*Stored records*.
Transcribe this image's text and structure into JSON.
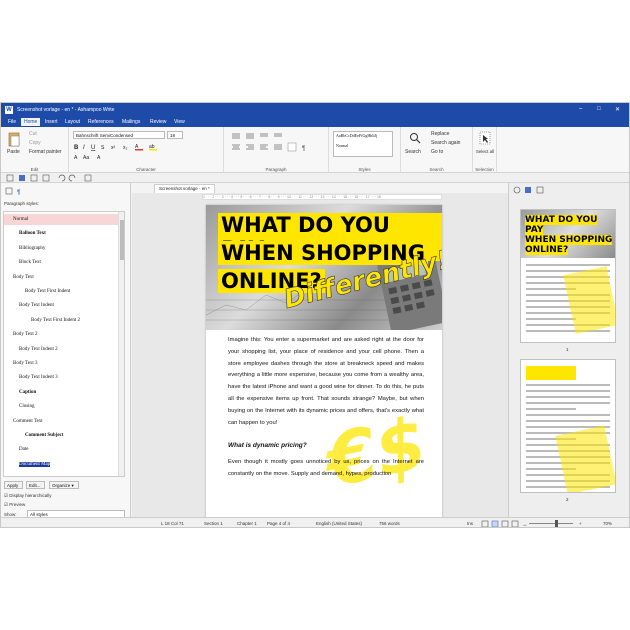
{
  "window": {
    "title": "Screenshot vorlage - en * - Ashampoo Write",
    "app_icon_letter": "W",
    "controls": [
      "–",
      "□",
      "✕"
    ]
  },
  "menu": [
    "File",
    "Home",
    "Insert",
    "Layout",
    "References",
    "Mailings",
    "Review",
    "View"
  ],
  "menu_active": "Home",
  "ribbon": {
    "edit": {
      "paste": "Paste",
      "cut": "Cut",
      "copy": "Copy",
      "format_painter": "Format painter",
      "label": "Edit"
    },
    "character": {
      "font": "Bahnschrift SemiCondensed",
      "size": "18",
      "label": "Character"
    },
    "paragraph": {
      "label": "Paragraph"
    },
    "styles": {
      "preview": "AaBbCcDdEeFfGgHhIiJj",
      "current": "Normal",
      "label": "Styles"
    },
    "search": {
      "search": "Search",
      "replace": "Replace",
      "search_again": "Search again",
      "go_to": "Go to",
      "label": "Search"
    },
    "selection": {
      "select_all": "Select all",
      "label": "Selection"
    }
  },
  "sidebar": {
    "title": "Paragraph styles:",
    "styles": [
      {
        "name": "Normal",
        "indent": 1,
        "selected": true
      },
      {
        "name": "Balloon Text",
        "indent": 2,
        "bold": true
      },
      {
        "name": "Bibliography",
        "indent": 2
      },
      {
        "name": "Block Text",
        "indent": 2
      },
      {
        "name": "Body Text",
        "indent": 1
      },
      {
        "name": "Body Text First Indent",
        "indent": 3
      },
      {
        "name": "Body Text Indent",
        "indent": 2
      },
      {
        "name": "Body Text First Indent 2",
        "indent": 4
      },
      {
        "name": "Body Text 2",
        "indent": 1
      },
      {
        "name": "Body Text Indent 2",
        "indent": 2
      },
      {
        "name": "Body Text 3",
        "indent": 1
      },
      {
        "name": "Body Text Indent 3",
        "indent": 2
      },
      {
        "name": "Caption",
        "indent": 2,
        "bold": true
      },
      {
        "name": "Closing",
        "indent": 2
      },
      {
        "name": "Comment Text",
        "indent": 1
      },
      {
        "name": "Comment Subject",
        "indent": 3,
        "bold": true
      },
      {
        "name": "Date",
        "indent": 2
      },
      {
        "name": "Document Map",
        "indent": 2,
        "highlight": true
      }
    ],
    "apply": "Apply",
    "edit": "Edit...",
    "organize": "Organize",
    "display_hierarchically": "Display hierarchically",
    "preview": "Preview",
    "show_label": "Show:",
    "show_value": "All styles"
  },
  "document": {
    "tab": "Screenshot vorlage - en *",
    "ruler": "1 · · · 2 · · · 3 · · · 4 · · · 5 · · · 6 · · · 7 · · · 8 · · · 9 · · · 10 · · · 11 · · · 12 · · · 13 · · · 14 · · · 15 · · · 16 · · · 17 · · · 18",
    "headline_1": "WHAT DO YOU PAY",
    "headline_2": "WHEN SHOPPING",
    "headline_3": "ONLINE?",
    "differently": "Differently!",
    "para1": "Imagine this: You enter a supermarket and are asked right at the door for your shopping list, your place of residence and your cell phone. Then a store employee dashes through the store at breakneck speed and makes everything a little more expensive, because you come from a wealthy area, have the latest iPhone and want a good wine for dinner. To do this, he puts all the expensive items up front. That sounds strange? Maybe, but when buying on the Internet with its dynamic prices and offers, that's exactly what can happen to you!",
    "subheading": "What is dynamic pricing?",
    "para2": "Even though it mostly goes unnoticed by us, prices on the Internet are constantly on the move. Supply and demand, hypes, production",
    "stamp": "€$"
  },
  "thumbnails": {
    "page1_num": "1",
    "page2_num": "2",
    "heading_1": "WHAT DO YOU PAY",
    "heading_2": "WHEN SHOPPING",
    "heading_3": "ONLINE?"
  },
  "status": {
    "position": "L 18 Col 71",
    "section": "Section 1",
    "chapter": "Chapter 1",
    "page": "Page 4 of 4",
    "language": "English (United States)",
    "words": "756 words",
    "mode": "Ins",
    "zoom": "70%"
  },
  "colors": {
    "title_blue": "#1e4aa8",
    "yellow": "#ffe600",
    "selected_style": "#f9d6d6"
  }
}
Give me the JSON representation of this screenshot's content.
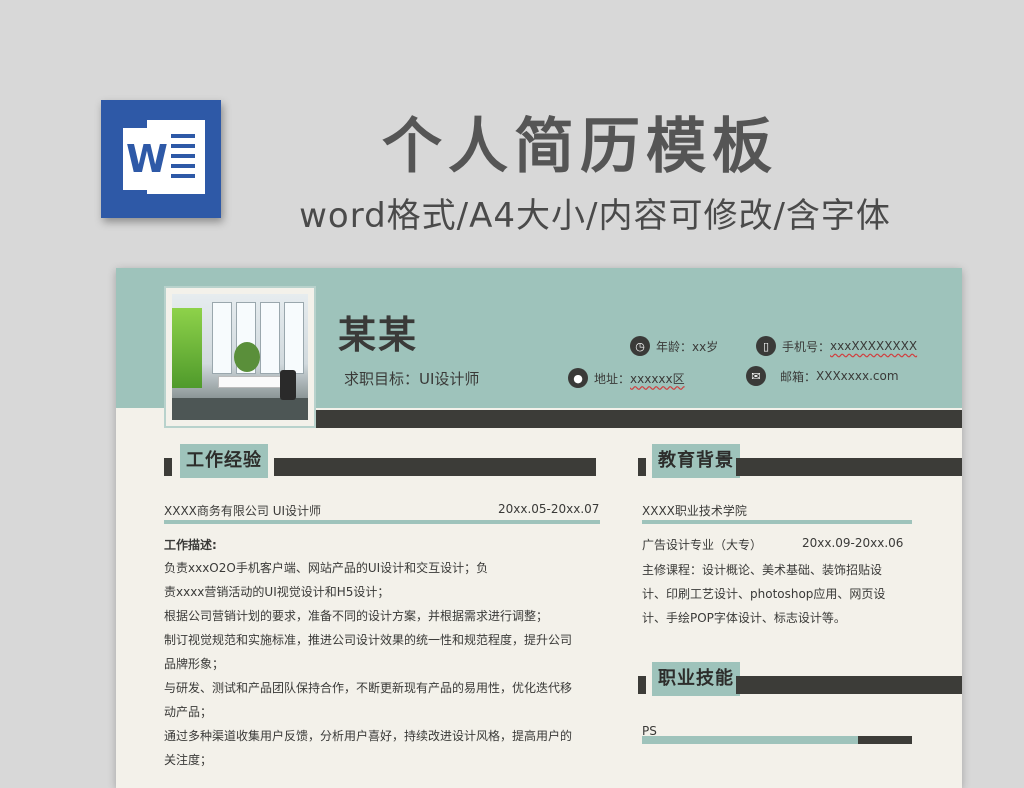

*Instructions to follow*.
Where does the word "Internet" appear in the listing? List each line that holds it.

*Expected output*.
    "para1": "Imagine this: You enter a supermarket and are asked right at the door for your shopping list, your place of residence and your cell phone. Then a store employee dashes through the store at breakneck speed and makes everything a little more expensive, because you come from a wealthy area, have the latest iPhone and want a good wine for dinner. To do this, he puts all the expensive items up front. That sounds strange? Maybe, but when buying on the Internet with its dynamic prices and offers, that's exactly what can happen to you!",
    "para2": "Even though it mostly goes unnoticed by us, prices on the Internet are constantly on the move. Supply and demand, hypes, production",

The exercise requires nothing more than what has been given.